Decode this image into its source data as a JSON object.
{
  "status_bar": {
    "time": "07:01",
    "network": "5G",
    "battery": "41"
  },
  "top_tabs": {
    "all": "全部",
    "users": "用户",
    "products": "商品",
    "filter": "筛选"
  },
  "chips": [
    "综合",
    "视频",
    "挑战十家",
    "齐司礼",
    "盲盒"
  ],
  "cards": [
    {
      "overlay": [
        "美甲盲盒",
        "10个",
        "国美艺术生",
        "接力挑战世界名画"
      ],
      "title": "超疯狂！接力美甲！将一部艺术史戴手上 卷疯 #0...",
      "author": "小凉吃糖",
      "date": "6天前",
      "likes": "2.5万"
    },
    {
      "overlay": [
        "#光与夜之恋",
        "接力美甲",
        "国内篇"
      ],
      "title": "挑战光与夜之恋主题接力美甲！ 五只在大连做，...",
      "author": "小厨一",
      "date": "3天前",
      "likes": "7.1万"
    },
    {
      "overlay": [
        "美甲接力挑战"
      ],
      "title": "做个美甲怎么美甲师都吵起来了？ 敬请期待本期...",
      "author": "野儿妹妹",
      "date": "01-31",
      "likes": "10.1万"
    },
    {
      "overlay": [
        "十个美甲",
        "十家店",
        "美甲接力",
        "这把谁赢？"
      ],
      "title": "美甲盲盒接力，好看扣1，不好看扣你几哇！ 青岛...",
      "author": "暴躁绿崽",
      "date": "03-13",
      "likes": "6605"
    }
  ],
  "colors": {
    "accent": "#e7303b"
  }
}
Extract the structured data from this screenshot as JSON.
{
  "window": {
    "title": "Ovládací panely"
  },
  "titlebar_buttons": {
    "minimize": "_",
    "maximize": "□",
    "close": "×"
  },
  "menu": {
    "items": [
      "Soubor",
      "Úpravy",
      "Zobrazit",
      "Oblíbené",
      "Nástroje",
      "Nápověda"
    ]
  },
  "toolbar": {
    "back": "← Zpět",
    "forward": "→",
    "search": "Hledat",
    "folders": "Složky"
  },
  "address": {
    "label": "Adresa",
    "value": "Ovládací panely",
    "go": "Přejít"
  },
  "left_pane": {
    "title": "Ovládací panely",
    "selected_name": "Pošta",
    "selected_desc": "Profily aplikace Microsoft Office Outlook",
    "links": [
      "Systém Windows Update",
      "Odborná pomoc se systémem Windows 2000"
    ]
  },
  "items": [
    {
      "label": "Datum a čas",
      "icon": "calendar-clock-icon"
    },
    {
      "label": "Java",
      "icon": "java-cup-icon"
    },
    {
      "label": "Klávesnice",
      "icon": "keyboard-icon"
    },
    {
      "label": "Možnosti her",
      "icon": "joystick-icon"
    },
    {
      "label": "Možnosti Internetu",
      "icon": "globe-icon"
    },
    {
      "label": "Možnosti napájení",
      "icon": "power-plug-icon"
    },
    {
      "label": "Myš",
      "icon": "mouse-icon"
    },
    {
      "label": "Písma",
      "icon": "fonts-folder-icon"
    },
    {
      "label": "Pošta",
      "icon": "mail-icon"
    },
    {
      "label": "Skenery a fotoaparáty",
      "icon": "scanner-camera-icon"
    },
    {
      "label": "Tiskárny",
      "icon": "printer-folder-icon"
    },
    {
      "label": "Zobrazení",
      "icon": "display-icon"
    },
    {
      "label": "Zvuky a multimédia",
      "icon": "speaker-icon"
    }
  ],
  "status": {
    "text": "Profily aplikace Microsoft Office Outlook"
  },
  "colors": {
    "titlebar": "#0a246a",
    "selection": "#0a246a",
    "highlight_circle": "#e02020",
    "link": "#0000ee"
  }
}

============================================================

**Written problem:** Tell how many lines above contain the word "data". Give the number alone.

**Output of the task:** 2